##### Stored records #####

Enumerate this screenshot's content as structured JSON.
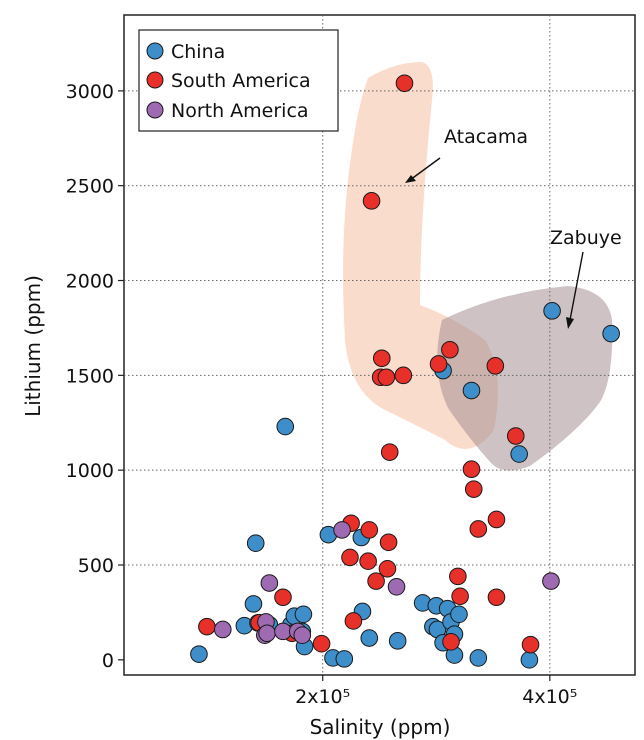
{
  "chart_data": {
    "type": "scatter",
    "title": "",
    "xlabel": "Salinity (ppm)",
    "ylabel": "Lithium (ppm)",
    "xlim": [
      25000,
      475000
    ],
    "ylim": [
      -80,
      3400
    ],
    "x_ticks": [
      200000,
      400000
    ],
    "x_tick_labels": [
      "2x10⁵",
      "4x10⁵"
    ],
    "y_ticks": [
      0,
      500,
      1000,
      1500,
      2000,
      2500,
      3000
    ],
    "y_tick_labels": [
      "0",
      "500",
      "1000",
      "1500",
      "2000",
      "2500",
      "3000"
    ],
    "grid": true,
    "legend_position": "top-left",
    "series": [
      {
        "name": "China",
        "color": "#3d8ec9",
        "points": [
          [
            91000,
            30
          ],
          [
            131000,
            180
          ],
          [
            139000,
            295
          ],
          [
            141000,
            615
          ],
          [
            143000,
            195
          ],
          [
            153000,
            185
          ],
          [
            167000,
            1230
          ],
          [
            172000,
            185
          ],
          [
            175000,
            230
          ],
          [
            182000,
            150
          ],
          [
            183000,
            240
          ],
          [
            184000,
            70
          ],
          [
            205000,
            660
          ],
          [
            209000,
            10
          ],
          [
            219000,
            5
          ],
          [
            234000,
            645
          ],
          [
            235000,
            255
          ],
          [
            241000,
            115
          ],
          [
            266000,
            100
          ],
          [
            288000,
            300
          ],
          [
            297000,
            175
          ],
          [
            300000,
            285
          ],
          [
            301000,
            160
          ],
          [
            306000,
            90
          ],
          [
            310000,
            270
          ],
          [
            313000,
            200
          ],
          [
            316000,
            135
          ],
          [
            316000,
            25
          ],
          [
            320000,
            240
          ],
          [
            306000,
            1525
          ],
          [
            331000,
            1420
          ],
          [
            337000,
            10
          ],
          [
            373000,
            1085
          ],
          [
            382000,
            0
          ],
          [
            402000,
            1840
          ],
          [
            454000,
            1720
          ]
        ]
      },
      {
        "name": "South America",
        "color": "#e8302a",
        "points": [
          [
            98000,
            175
          ],
          [
            144000,
            195
          ],
          [
            165000,
            330
          ],
          [
            173000,
            140
          ],
          [
            199000,
            85
          ],
          [
            225000,
            720
          ],
          [
            224000,
            540
          ],
          [
            227000,
            205
          ],
          [
            240000,
            520
          ],
          [
            241000,
            685
          ],
          [
            247000,
            415
          ],
          [
            257000,
            480
          ],
          [
            258000,
            620
          ],
          [
            252000,
            1590
          ],
          [
            251000,
            1490
          ],
          [
            256000,
            1490
          ],
          [
            271000,
            1500
          ],
          [
            259000,
            1095
          ],
          [
            243000,
            2420
          ],
          [
            272000,
            3040
          ],
          [
            302000,
            1560
          ],
          [
            312000,
            1635
          ],
          [
            313000,
            95
          ],
          [
            319000,
            440
          ],
          [
            321000,
            335
          ],
          [
            331000,
            1005
          ],
          [
            333000,
            900
          ],
          [
            337000,
            690
          ],
          [
            353000,
            740
          ],
          [
            352000,
            1550
          ],
          [
            353000,
            330
          ],
          [
            370000,
            1180
          ],
          [
            383000,
            80
          ]
        ]
      },
      {
        "name": "North America",
        "color": "#9e6bb3",
        "points": [
          [
            112000,
            160
          ],
          [
            150000,
            200
          ],
          [
            153000,
            405
          ],
          [
            149000,
            130
          ],
          [
            151000,
            140
          ],
          [
            165000,
            150
          ],
          [
            178000,
            150
          ],
          [
            182000,
            130
          ],
          [
            217000,
            685
          ],
          [
            265000,
            385
          ],
          [
            401000,
            415
          ]
        ]
      }
    ],
    "annotations": [
      {
        "text": "Atacama"
      },
      {
        "text": "Zabuye"
      }
    ]
  }
}
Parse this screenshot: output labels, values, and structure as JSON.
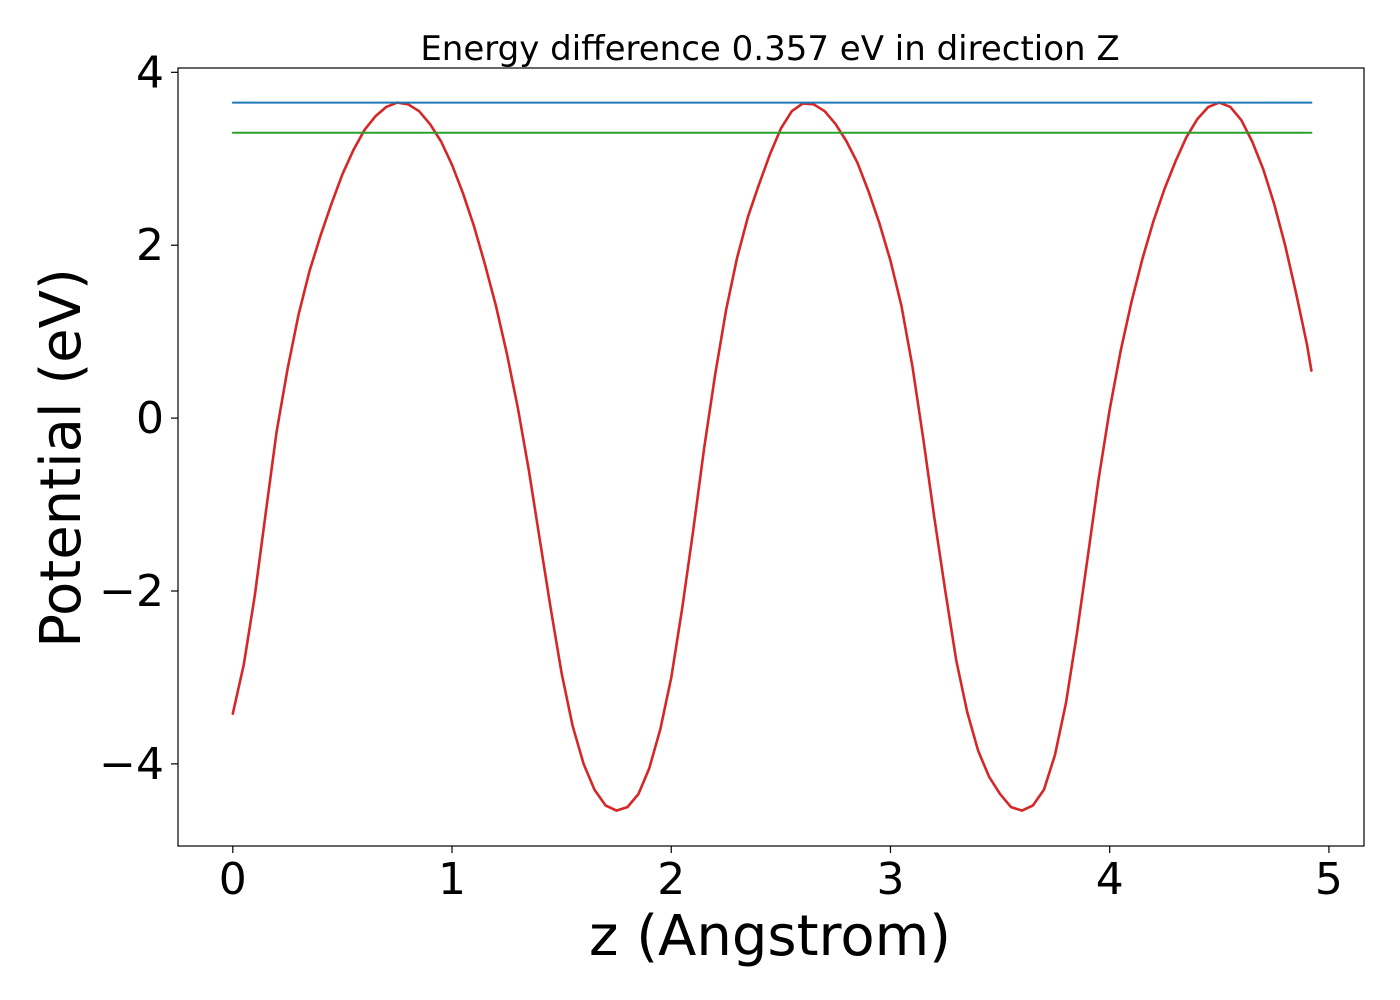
{
  "chart_data": {
    "type": "line",
    "title": "Energy difference 0.357 eV in direction Z",
    "xlabel": "z (Angstrom)",
    "ylabel": "Potential (eV)",
    "xlim": [
      -0.25,
      5.16
    ],
    "ylim": [
      -4.95,
      4.05
    ],
    "xticks": [
      0,
      1,
      2,
      3,
      4,
      5
    ],
    "xtick_labels": [
      "0",
      "1",
      "2",
      "3",
      "4",
      "5"
    ],
    "yticks": [
      -4,
      -2,
      0,
      2,
      4
    ],
    "ytick_labels": [
      "−4",
      "−2",
      "0",
      "2",
      "4"
    ],
    "grid": false,
    "colors": {
      "potential": "#d62728",
      "upper_level": "#1f77b4",
      "lower_level": "#2ca02c"
    },
    "series": [
      {
        "key": "potential",
        "x": [
          0.0,
          0.05,
          0.1,
          0.15,
          0.2,
          0.25,
          0.3,
          0.35,
          0.4,
          0.45,
          0.5,
          0.55,
          0.6,
          0.65,
          0.7,
          0.75,
          0.8,
          0.85,
          0.9,
          0.95,
          1.0,
          1.05,
          1.1,
          1.15,
          1.2,
          1.25,
          1.3,
          1.35,
          1.4,
          1.45,
          1.5,
          1.55,
          1.6,
          1.65,
          1.7,
          1.75,
          1.8,
          1.85,
          1.9,
          1.95,
          2.0,
          2.05,
          2.1,
          2.15,
          2.2,
          2.25,
          2.3,
          2.35,
          2.4,
          2.45,
          2.5,
          2.55,
          2.6,
          2.65,
          2.7,
          2.75,
          2.8,
          2.85,
          2.9,
          2.95,
          3.0,
          3.05,
          3.1,
          3.15,
          3.2,
          3.25,
          3.3,
          3.35,
          3.4,
          3.45,
          3.5,
          3.55,
          3.6,
          3.65,
          3.7,
          3.75,
          3.8,
          3.85,
          3.9,
          3.95,
          4.0,
          4.05,
          4.1,
          4.15,
          4.2,
          4.25,
          4.3,
          4.35,
          4.4,
          4.45,
          4.5,
          4.55,
          4.6,
          4.65,
          4.7,
          4.75,
          4.8,
          4.85,
          4.9,
          4.92
        ],
        "y": [
          -3.42,
          -2.85,
          -2.06,
          -1.1,
          -0.15,
          0.57,
          1.2,
          1.7,
          2.11,
          2.48,
          2.82,
          3.1,
          3.33,
          3.49,
          3.6,
          3.65,
          3.63,
          3.55,
          3.4,
          3.2,
          2.93,
          2.6,
          2.22,
          1.78,
          1.3,
          0.75,
          0.12,
          -0.6,
          -1.4,
          -2.2,
          -2.95,
          -3.56,
          -4.0,
          -4.3,
          -4.48,
          -4.54,
          -4.5,
          -4.35,
          -4.05,
          -3.6,
          -3.0,
          -2.2,
          -1.3,
          -0.35,
          0.5,
          1.25,
          1.85,
          2.33,
          2.7,
          3.05,
          3.35,
          3.55,
          3.64,
          3.63,
          3.55,
          3.4,
          3.2,
          2.95,
          2.62,
          2.25,
          1.82,
          1.3,
          0.6,
          -0.25,
          -1.15,
          -2.0,
          -2.8,
          -3.4,
          -3.85,
          -4.15,
          -4.35,
          -4.5,
          -4.54,
          -4.48,
          -4.3,
          -3.9,
          -3.3,
          -2.5,
          -1.6,
          -0.7,
          0.1,
          0.78,
          1.35,
          1.85,
          2.28,
          2.65,
          2.97,
          3.25,
          3.46,
          3.6,
          3.65,
          3.6,
          3.45,
          3.2,
          2.88,
          2.48,
          2.0,
          1.45,
          0.85,
          0.55
        ]
      },
      {
        "key": "upper_level",
        "x": [
          0.0,
          4.92
        ],
        "y": [
          3.65,
          3.65
        ]
      },
      {
        "key": "lower_level",
        "x": [
          0.0,
          4.92
        ],
        "y": [
          3.3,
          3.3
        ]
      }
    ]
  }
}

#####

Repeat the material verbatim. Do not carry over any picture.

Enumerate this screenshot's content as structured JSON.
{
  "chart_data": {
    "type": "scatter",
    "title": "",
    "xlabel": "Salinity (ppm)",
    "ylabel": "Lithium (ppm)",
    "xlim": [
      25000,
      475000
    ],
    "ylim": [
      -80,
      3400
    ],
    "x_ticks": [
      200000,
      400000
    ],
    "x_tick_labels": [
      "2x10⁵",
      "4x10⁵"
    ],
    "y_ticks": [
      0,
      500,
      1000,
      1500,
      2000,
      2500,
      3000
    ],
    "y_tick_labels": [
      "0",
      "500",
      "1000",
      "1500",
      "2000",
      "2500",
      "3000"
    ],
    "grid": true,
    "legend_position": "top-left",
    "series": [
      {
        "name": "China",
        "color": "#3d8ec9",
        "points": [
          [
            91000,
            30
          ],
          [
            131000,
            180
          ],
          [
            139000,
            295
          ],
          [
            141000,
            615
          ],
          [
            143000,
            195
          ],
          [
            153000,
            185
          ],
          [
            167000,
            1230
          ],
          [
            172000,
            185
          ],
          [
            175000,
            230
          ],
          [
            182000,
            150
          ],
          [
            183000,
            240
          ],
          [
            184000,
            70
          ],
          [
            205000,
            660
          ],
          [
            209000,
            10
          ],
          [
            219000,
            5
          ],
          [
            234000,
            645
          ],
          [
            235000,
            255
          ],
          [
            241000,
            115
          ],
          [
            266000,
            100
          ],
          [
            288000,
            300
          ],
          [
            297000,
            175
          ],
          [
            300000,
            285
          ],
          [
            301000,
            160
          ],
          [
            306000,
            90
          ],
          [
            310000,
            270
          ],
          [
            313000,
            200
          ],
          [
            316000,
            135
          ],
          [
            316000,
            25
          ],
          [
            320000,
            240
          ],
          [
            306000,
            1525
          ],
          [
            331000,
            1420
          ],
          [
            337000,
            10
          ],
          [
            373000,
            1085
          ],
          [
            382000,
            0
          ],
          [
            402000,
            1840
          ],
          [
            454000,
            1720
          ]
        ]
      },
      {
        "name": "South America",
        "color": "#e8302a",
        "points": [
          [
            98000,
            175
          ],
          [
            144000,
            195
          ],
          [
            165000,
            330
          ],
          [
            173000,
            140
          ],
          [
            199000,
            85
          ],
          [
            225000,
            720
          ],
          [
            224000,
            540
          ],
          [
            227000,
            205
          ],
          [
            240000,
            520
          ],
          [
            241000,
            685
          ],
          [
            247000,
            415
          ],
          [
            257000,
            480
          ],
          [
            258000,
            620
          ],
          [
            252000,
            1590
          ],
          [
            251000,
            1490
          ],
          [
            256000,
            1490
          ],
          [
            271000,
            1500
          ],
          [
            259000,
            1095
          ],
          [
            243000,
            2420
          ],
          [
            272000,
            3040
          ],
          [
            302000,
            1560
          ],
          [
            312000,
            1635
          ],
          [
            313000,
            95
          ],
          [
            319000,
            440
          ],
          [
            321000,
            335
          ],
          [
            331000,
            1005
          ],
          [
            333000,
            900
          ],
          [
            337000,
            690
          ],
          [
            353000,
            740
          ],
          [
            352000,
            1550
          ],
          [
            353000,
            330
          ],
          [
            370000,
            1180
          ],
          [
            383000,
            80
          ]
        ]
      },
      {
        "name": "North America",
        "color": "#9e6bb3",
        "points": [
          [
            112000,
            160
          ],
          [
            150000,
            200
          ],
          [
            153000,
            405
          ],
          [
            149000,
            130
          ],
          [
            151000,
            140
          ],
          [
            165000,
            150
          ],
          [
            178000,
            150
          ],
          [
            182000,
            130
          ],
          [
            217000,
            685
          ],
          [
            265000,
            385
          ],
          [
            401000,
            415
          ]
        ]
      }
    ],
    "annotations": [
      {
        "text": "Atacama"
      },
      {
        "text": "Zabuye"
      }
    ]
  }
}
Parse this screenshot: output labels, values, and structure as JSON.
{
  "chart_data": {
    "type": "line",
    "title": "Energy difference 0.357 eV in direction Z",
    "xlabel": "z (Angstrom)",
    "ylabel": "Potential (eV)",
    "xlim": [
      -0.25,
      5.16
    ],
    "ylim": [
      -4.95,
      4.05
    ],
    "xticks": [
      0,
      1,
      2,
      3,
      4,
      5
    ],
    "xtick_labels": [
      "0",
      "1",
      "2",
      "3",
      "4",
      "5"
    ],
    "yticks": [
      -4,
      -2,
      0,
      2,
      4
    ],
    "ytick_labels": [
      "−4",
      "−2",
      "0",
      "2",
      "4"
    ],
    "grid": false,
    "colors": {
      "potential": "#d62728",
      "upper_level": "#1f77b4",
      "lower_level": "#2ca02c"
    },
    "series": [
      {
        "key": "potential",
        "x": [
          0.0,
          0.05,
          0.1,
          0.15,
          0.2,
          0.25,
          0.3,
          0.35,
          0.4,
          0.45,
          0.5,
          0.55,
          0.6,
          0.65,
          0.7,
          0.75,
          0.8,
          0.85,
          0.9,
          0.95,
          1.0,
          1.05,
          1.1,
          1.15,
          1.2,
          1.25,
          1.3,
          1.35,
          1.4,
          1.45,
          1.5,
          1.55,
          1.6,
          1.65,
          1.7,
          1.75,
          1.8,
          1.85,
          1.9,
          1.95,
          2.0,
          2.05,
          2.1,
          2.15,
          2.2,
          2.25,
          2.3,
          2.35,
          2.4,
          2.45,
          2.5,
          2.55,
          2.6,
          2.65,
          2.7,
          2.75,
          2.8,
          2.85,
          2.9,
          2.95,
          3.0,
          3.05,
          3.1,
          3.15,
          3.2,
          3.25,
          3.3,
          3.35,
          3.4,
          3.45,
          3.5,
          3.55,
          3.6,
          3.65,
          3.7,
          3.75,
          3.8,
          3.85,
          3.9,
          3.95,
          4.0,
          4.05,
          4.1,
          4.15,
          4.2,
          4.25,
          4.3,
          4.35,
          4.4,
          4.45,
          4.5,
          4.55,
          4.6,
          4.65,
          4.7,
          4.75,
          4.8,
          4.85,
          4.9,
          4.92
        ],
        "y": [
          -3.42,
          -2.85,
          -2.06,
          -1.1,
          -0.15,
          0.57,
          1.2,
          1.7,
          2.11,
          2.48,
          2.82,
          3.1,
          3.33,
          3.49,
          3.6,
          3.65,
          3.63,
          3.55,
          3.4,
          3.2,
          2.93,
          2.6,
          2.22,
          1.78,
          1.3,
          0.75,
          0.12,
          -0.6,
          -1.4,
          -2.2,
          -2.95,
          -3.56,
          -4.0,
          -4.3,
          -4.48,
          -4.54,
          -4.5,
          -4.35,
          -4.05,
          -3.6,
          -3.0,
          -2.2,
          -1.3,
          -0.35,
          0.5,
          1.25,
          1.85,
          2.33,
          2.7,
          3.05,
          3.35,
          3.55,
          3.64,
          3.63,
          3.55,
          3.4,
          3.2,
          2.95,
          2.62,
          2.25,
          1.82,
          1.3,
          0.6,
          -0.25,
          -1.15,
          -2.0,
          -2.8,
          -3.4,
          -3.85,
          -4.15,
          -4.35,
          -4.5,
          -4.54,
          -4.48,
          -4.3,
          -3.9,
          -3.3,
          -2.5,
          -1.6,
          -0.7,
          0.1,
          0.78,
          1.35,
          1.85,
          2.28,
          2.65,
          2.97,
          3.25,
          3.46,
          3.6,
          3.65,
          3.6,
          3.45,
          3.2,
          2.88,
          2.48,
          2.0,
          1.45,
          0.85,
          0.55
        ]
      },
      {
        "key": "upper_level",
        "x": [
          0.0,
          4.92
        ],
        "y": [
          3.65,
          3.65
        ]
      },
      {
        "key": "lower_level",
        "x": [
          0.0,
          4.92
        ],
        "y": [
          3.3,
          3.3
        ]
      }
    ]
  }
}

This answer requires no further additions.